#### To be done:
Lines containing the string "其计算公式为" are to be collected in full.

#### Input for this task:
========================================

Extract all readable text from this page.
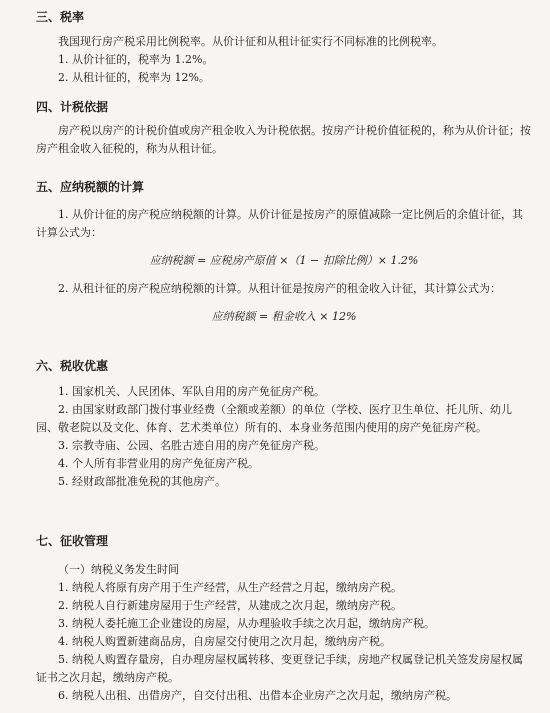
三、税率

我国现行房产税采用比例税率。从价计征和从租计征实行不同标准的比例税率。

1. 从价计征的，税率为 1.2%。

2. 从租计征的，税率为 12%。

四、计税依据

房产税以房产的计税价值或房产租金收入为计税依据。按房产计税价值征税的，称为从价计征；按房产租金收入征税的，称为从租计征。

五、应纳税额的计算

1. 从价计征的房产税应纳税额的计算。从价计征是按房产的原值减除一定比例后的余值计征，其计算公式为：

应纳税额 = 应税房产原值 ×（1 − 扣除比例）× 1.2%

2. 从租计征的房产税应纳税额的计算。从租计征是按房产的租金收入计征，其计算公式为：

应纳税额 = 租金收入 × 12%

六、税收优惠

1. 国家机关、人民团体、军队自用的房产免征房产税。

2. 由国家财政部门拨付事业经费（全额或差额）的单位（学校、医疗卫生单位、托儿所、幼儿园、敬老院以及文化、体育、艺术类单位）所有的、本身业务范围内使用的房产免征房产税。

3. 宗教寺庙、公园、名胜古迹自用的房产免征房产税。

4. 个人所有非营业用的房产免征房产税。

5. 经财政部批准免税的其他房产。

七、征收管理

（一）纳税义务发生时间

1. 纳税人将原有房产用于生产经营，从生产经营之月起，缴纳房产税。

2. 纳税人自行新建房屋用于生产经营，从建成之次月起，缴纳房产税。

3. 纳税人委托施工企业建设的房屋，从办理验收手续之次月起，缴纳房产税。

4. 纳税人购置新建商品房，自房屋交付使用之次月起，缴纳房产税。

5. 纳税人购置存量房，自办理房屋权属转移、变更登记手续，房地产权属登记机关签发房屋权属证书之次月起，缴纳房产税。

6. 纳税人出租、出借房产，自交付出租、出借本企业房产之次月起，缴纳房产税。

========================================

#### Answer for this exercise:
1. 从价计征的房产税应纳税额的计算。从价计征是按房产的原值减除一定比例后的余值计征，其计算公式为：
2. 从租计征的房产税应纳税额的计算。从租计征是按房产的租金收入计征，其计算公式为：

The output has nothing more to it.